# RECORDS SHOWN

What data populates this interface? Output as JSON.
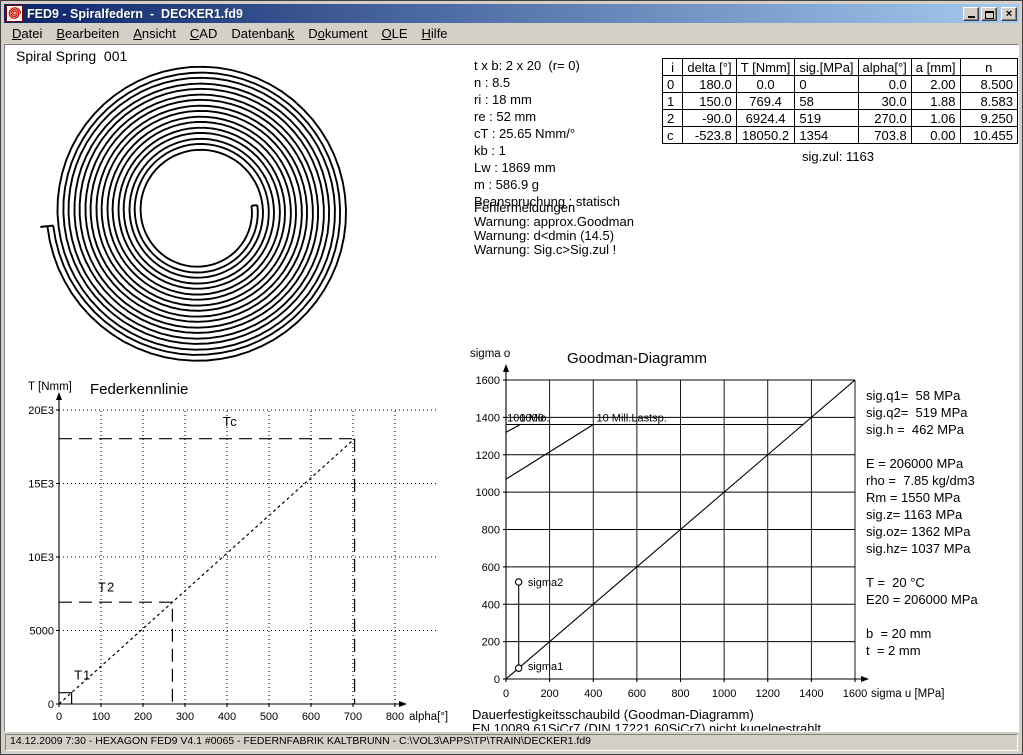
{
  "window": {
    "title": "FED9 - Spiralfedern  -  DECKER1.fd9",
    "buttons": {
      "minimize": "minimize",
      "maximize": "maximize",
      "close": "close"
    }
  },
  "menu": {
    "items": [
      {
        "label": "Datei",
        "underline": 0
      },
      {
        "label": "Bearbeiten",
        "underline": 0
      },
      {
        "label": "Ansicht",
        "underline": 0
      },
      {
        "label": "CAD",
        "underline": 0
      },
      {
        "label": "Datenbank",
        "underline": 8
      },
      {
        "label": "Dokument",
        "underline": 1
      },
      {
        "label": "OLE",
        "underline": 0
      },
      {
        "label": "Hilfe",
        "underline": 0
      }
    ]
  },
  "drawing": {
    "label": "Spiral Spring  001"
  },
  "spring_drawing": {
    "ri_mm": 18,
    "re_mm": 52,
    "t_mm": 2,
    "n_turns": 8.5
  },
  "params": {
    "lines": [
      "t x b: 2 x 20  (r= 0)",
      "n : 8.5",
      "ri : 18 mm",
      "re : 52 mm",
      "cT : 25.65 Nmm/°",
      "kb : 1",
      "Lw : 1869 mm",
      "m : 586.9 g",
      "Beanspruchung : statisch"
    ]
  },
  "errors": {
    "lines": [
      "Fehlermeldungen",
      "Warnung: approx.Goodman",
      "Warnung: d<dmin (14.5)",
      "Warnung: Sig.c>Sig.zul !"
    ]
  },
  "results_table": {
    "headers": [
      "i",
      "delta [°]",
      "T [Nmm]",
      "sig.[MPa]",
      "alpha[°]",
      "a [mm]",
      "n"
    ],
    "rows": [
      [
        "0",
        "180.0",
        "0.0",
        "0",
        "0.0",
        "2.00",
        "8.500"
      ],
      [
        "1",
        "150.0",
        "769.4",
        "58",
        "30.0",
        "1.88",
        "8.583"
      ],
      [
        "2",
        "-90.0",
        "6924.4",
        "519",
        "270.0",
        "1.06",
        "9.250"
      ],
      [
        "c",
        "-523.8",
        "18050.2",
        "1354",
        "703.8",
        "0.00",
        "10.455"
      ]
    ],
    "footer": "sig.zul: 1163"
  },
  "material_info": {
    "lines": [
      "sig.q1=  58 MPa",
      "sig.q2=  519 MPa",
      "sig.h =  462 MPa",
      "",
      "E = 206000 MPa",
      "rho =  7.85 kg/dm3",
      "Rm = 1550 MPa",
      "sig.z= 1163 MPa",
      "sig.oz= 1362 MPa",
      "sig.hz= 1037 MPa",
      "",
      "T =  20 °C",
      "E20 = 206000 MPa",
      "",
      "b  = 20 mm",
      "t  = 2 mm"
    ]
  },
  "caption": {
    "lines": [
      "Dauerfestigkeitsschaubild (Goodman-Diagramm)",
      "EN 10089 61SiCr7 (DIN 17221 60SiCr7) nicht kugelgestrahlt"
    ]
  },
  "statusbar": {
    "text": "14.12.2009 7:30 - HEXAGON FED9 V4.1 #0065 - FEDERNFABRIK KALTBRUNN - C:\\VOL3\\APPS\\TP\\TRAIN\\DECKER1.fd9"
  },
  "chart_data": [
    {
      "type": "line",
      "title": "Federkennlinie",
      "xlabel": "alpha[°]",
      "ylabel": "T [Nmm]",
      "xlim": [
        0,
        800
      ],
      "ylim": [
        0,
        20000
      ],
      "xticks": [
        0,
        100,
        200,
        300,
        400,
        500,
        600,
        700,
        800
      ],
      "yticks": [
        [
          0,
          "0"
        ],
        [
          5000,
          "5000"
        ],
        [
          10000,
          "10E3"
        ],
        [
          15000,
          "15E3"
        ],
        [
          20000,
          "20E3"
        ]
      ],
      "grid": "dotted",
      "legend_position": "none",
      "series": [
        {
          "name": "spring-characteristic",
          "dash": "dot",
          "points": [
            [
              0,
              0
            ],
            [
              703.8,
              18050.2
            ]
          ]
        },
        {
          "name": "Tc-horizontal",
          "dash": "long",
          "points": [
            [
              0,
              18050.2
            ],
            [
              703.8,
              18050.2
            ]
          ]
        },
        {
          "name": "Tc-vertical",
          "dash": "long",
          "points": [
            [
              703.8,
              18050.2
            ],
            [
              703.8,
              0
            ]
          ]
        },
        {
          "name": "T2-step",
          "dash": "long",
          "points": [
            [
              0,
              6924.4
            ],
            [
              270,
              6924.4
            ],
            [
              270,
              0
            ]
          ]
        },
        {
          "name": "T1-box",
          "dash": "solid",
          "points": [
            [
              0,
              769.4
            ],
            [
              30,
              769.4
            ],
            [
              30,
              0
            ]
          ]
        }
      ],
      "labels": [
        {
          "text": "Tc",
          "x": 390,
          "y": 18900
        },
        {
          "text": "T2",
          "x": 93,
          "y": 7650
        },
        {
          "text": "T1",
          "x": 36,
          "y": 1650
        }
      ]
    },
    {
      "type": "line",
      "title": "Goodman-Diagramm",
      "xlabel": "sigma u [MPa]",
      "ylabel": "sigma o",
      "xlim": [
        0,
        1600
      ],
      "ylim": [
        0,
        1600
      ],
      "xticks": [
        0,
        200,
        400,
        600,
        800,
        1000,
        1200,
        1400,
        1600
      ],
      "yticks": [
        [
          0,
          "0"
        ],
        [
          200,
          "200"
        ],
        [
          400,
          "400"
        ],
        [
          600,
          "600"
        ],
        [
          800,
          "800"
        ],
        [
          1000,
          "1000"
        ],
        [
          1200,
          "1200"
        ],
        [
          1400,
          "1400"
        ],
        [
          1600,
          "1600"
        ]
      ],
      "grid": "solid",
      "legend_position": "none",
      "series": [
        {
          "name": "mean-stress-diagonal",
          "dash": "solid",
          "points": [
            [
              0,
              0
            ],
            [
              1600,
              1600
            ]
          ]
        },
        {
          "name": "sig-oz-limit",
          "dash": "solid",
          "points": [
            [
              0,
              1362
            ],
            [
              1362,
              1362
            ]
          ]
        },
        {
          "name": "limit-100000-cycles",
          "dash": "solid",
          "points": [
            [
              0,
              1320
            ],
            [
              65,
              1362
            ]
          ]
        },
        {
          "name": "limit-10mill-cycles",
          "dash": "solid",
          "points": [
            [
              0,
              1069
            ],
            [
              400,
              1362
            ]
          ]
        },
        {
          "name": "stress-range",
          "dash": "solid",
          "marker": "circle",
          "points": [
            [
              58,
              58
            ],
            [
              58,
              519
            ]
          ]
        }
      ],
      "labels": [
        {
          "text": "100000",
          "x": 5,
          "y": 1400
        },
        {
          "text": "1 Mio.",
          "x": 62,
          "y": 1400
        },
        {
          "text": "10 Mill.Lastsp.",
          "x": 415,
          "y": 1400
        },
        {
          "text": "sigma2",
          "x": 100,
          "y": 519
        },
        {
          "text": "sigma1",
          "x": 100,
          "y": 70
        }
      ]
    }
  ]
}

# WHAT IS REQUIRED
Quote in full the listing given above; the images are to be left out.

# EXPECTED ANSWER
What data populates this interface? Output as JSON.
{
  "window": {
    "title": "FED9 - Spiralfedern  -  DECKER1.fd9",
    "buttons": {
      "minimize": "minimize",
      "maximize": "maximize",
      "close": "close"
    }
  },
  "menu": {
    "items": [
      {
        "label": "Datei",
        "underline": 0
      },
      {
        "label": "Bearbeiten",
        "underline": 0
      },
      {
        "label": "Ansicht",
        "underline": 0
      },
      {
        "label": "CAD",
        "underline": 0
      },
      {
        "label": "Datenbank",
        "underline": 8
      },
      {
        "label": "Dokument",
        "underline": 1
      },
      {
        "label": "OLE",
        "underline": 0
      },
      {
        "label": "Hilfe",
        "underline": 0
      }
    ]
  },
  "drawing": {
    "label": "Spiral Spring  001"
  },
  "spring_drawing": {
    "ri_mm": 18,
    "re_mm": 52,
    "t_mm": 2,
    "n_turns": 8.5
  },
  "params": {
    "lines": [
      "t x b: 2 x 20  (r= 0)",
      "n : 8.5",
      "ri : 18 mm",
      "re : 52 mm",
      "cT : 25.65 Nmm/°",
      "kb : 1",
      "Lw : 1869 mm",
      "m : 586.9 g",
      "Beanspruchung : statisch"
    ]
  },
  "errors": {
    "lines": [
      "Fehlermeldungen",
      "Warnung: approx.Goodman",
      "Warnung: d<dmin (14.5)",
      "Warnung: Sig.c>Sig.zul !"
    ]
  },
  "results_table": {
    "headers": [
      "i",
      "delta [°]",
      "T [Nmm]",
      "sig.[MPa]",
      "alpha[°]",
      "a [mm]",
      "n"
    ],
    "rows": [
      [
        "0",
        "180.0",
        "0.0",
        "0",
        "0.0",
        "2.00",
        "8.500"
      ],
      [
        "1",
        "150.0",
        "769.4",
        "58",
        "30.0",
        "1.88",
        "8.583"
      ],
      [
        "2",
        "-90.0",
        "6924.4",
        "519",
        "270.0",
        "1.06",
        "9.250"
      ],
      [
        "c",
        "-523.8",
        "18050.2",
        "1354",
        "703.8",
        "0.00",
        "10.455"
      ]
    ],
    "footer": "sig.zul: 1163"
  },
  "material_info": {
    "lines": [
      "sig.q1=  58 MPa",
      "sig.q2=  519 MPa",
      "sig.h =  462 MPa",
      "",
      "E = 206000 MPa",
      "rho =  7.85 kg/dm3",
      "Rm = 1550 MPa",
      "sig.z= 1163 MPa",
      "sig.oz= 1362 MPa",
      "sig.hz= 1037 MPa",
      "",
      "T =  20 °C",
      "E20 = 206000 MPa",
      "",
      "b  = 20 mm",
      "t  = 2 mm"
    ]
  },
  "caption": {
    "lines": [
      "Dauerfestigkeitsschaubild (Goodman-Diagramm)",
      "EN 10089 61SiCr7 (DIN 17221 60SiCr7) nicht kugelgestrahlt"
    ]
  },
  "statusbar": {
    "text": "14.12.2009 7:30 - HEXAGON FED9 V4.1 #0065 - FEDERNFABRIK KALTBRUNN - C:\\VOL3\\APPS\\TP\\TRAIN\\DECKER1.fd9"
  },
  "chart_data": [
    {
      "type": "line",
      "title": "Federkennlinie",
      "xlabel": "alpha[°]",
      "ylabel": "T [Nmm]",
      "xlim": [
        0,
        800
      ],
      "ylim": [
        0,
        20000
      ],
      "xticks": [
        0,
        100,
        200,
        300,
        400,
        500,
        600,
        700,
        800
      ],
      "yticks": [
        [
          0,
          "0"
        ],
        [
          5000,
          "5000"
        ],
        [
          10000,
          "10E3"
        ],
        [
          15000,
          "15E3"
        ],
        [
          20000,
          "20E3"
        ]
      ],
      "grid": "dotted",
      "legend_position": "none",
      "series": [
        {
          "name": "spring-characteristic",
          "dash": "dot",
          "points": [
            [
              0,
              0
            ],
            [
              703.8,
              18050.2
            ]
          ]
        },
        {
          "name": "Tc-horizontal",
          "dash": "long",
          "points": [
            [
              0,
              18050.2
            ],
            [
              703.8,
              18050.2
            ]
          ]
        },
        {
          "name": "Tc-vertical",
          "dash": "long",
          "points": [
            [
              703.8,
              18050.2
            ],
            [
              703.8,
              0
            ]
          ]
        },
        {
          "name": "T2-step",
          "dash": "long",
          "points": [
            [
              0,
              6924.4
            ],
            [
              270,
              6924.4
            ],
            [
              270,
              0
            ]
          ]
        },
        {
          "name": "T1-box",
          "dash": "solid",
          "points": [
            [
              0,
              769.4
            ],
            [
              30,
              769.4
            ],
            [
              30,
              0
            ]
          ]
        }
      ],
      "labels": [
        {
          "text": "Tc",
          "x": 390,
          "y": 18900
        },
        {
          "text": "T2",
          "x": 93,
          "y": 7650
        },
        {
          "text": "T1",
          "x": 36,
          "y": 1650
        }
      ]
    },
    {
      "type": "line",
      "title": "Goodman-Diagramm",
      "xlabel": "sigma u [MPa]",
      "ylabel": "sigma o",
      "xlim": [
        0,
        1600
      ],
      "ylim": [
        0,
        1600
      ],
      "xticks": [
        0,
        200,
        400,
        600,
        800,
        1000,
        1200,
        1400,
        1600
      ],
      "yticks": [
        [
          0,
          "0"
        ],
        [
          200,
          "200"
        ],
        [
          400,
          "400"
        ],
        [
          600,
          "600"
        ],
        [
          800,
          "800"
        ],
        [
          1000,
          "1000"
        ],
        [
          1200,
          "1200"
        ],
        [
          1400,
          "1400"
        ],
        [
          1600,
          "1600"
        ]
      ],
      "grid": "solid",
      "legend_position": "none",
      "series": [
        {
          "name": "mean-stress-diagonal",
          "dash": "solid",
          "points": [
            [
              0,
              0
            ],
            [
              1600,
              1600
            ]
          ]
        },
        {
          "name": "sig-oz-limit",
          "dash": "solid",
          "points": [
            [
              0,
              1362
            ],
            [
              1362,
              1362
            ]
          ]
        },
        {
          "name": "limit-100000-cycles",
          "dash": "solid",
          "points": [
            [
              0,
              1320
            ],
            [
              65,
              1362
            ]
          ]
        },
        {
          "name": "limit-10mill-cycles",
          "dash": "solid",
          "points": [
            [
              0,
              1069
            ],
            [
              400,
              1362
            ]
          ]
        },
        {
          "name": "stress-range",
          "dash": "solid",
          "marker": "circle",
          "points": [
            [
              58,
              58
            ],
            [
              58,
              519
            ]
          ]
        }
      ],
      "labels": [
        {
          "text": "100000",
          "x": 5,
          "y": 1400
        },
        {
          "text": "1 Mio.",
          "x": 62,
          "y": 1400
        },
        {
          "text": "10 Mill.Lastsp.",
          "x": 415,
          "y": 1400
        },
        {
          "text": "sigma2",
          "x": 100,
          "y": 519
        },
        {
          "text": "sigma1",
          "x": 100,
          "y": 70
        }
      ]
    }
  ]
}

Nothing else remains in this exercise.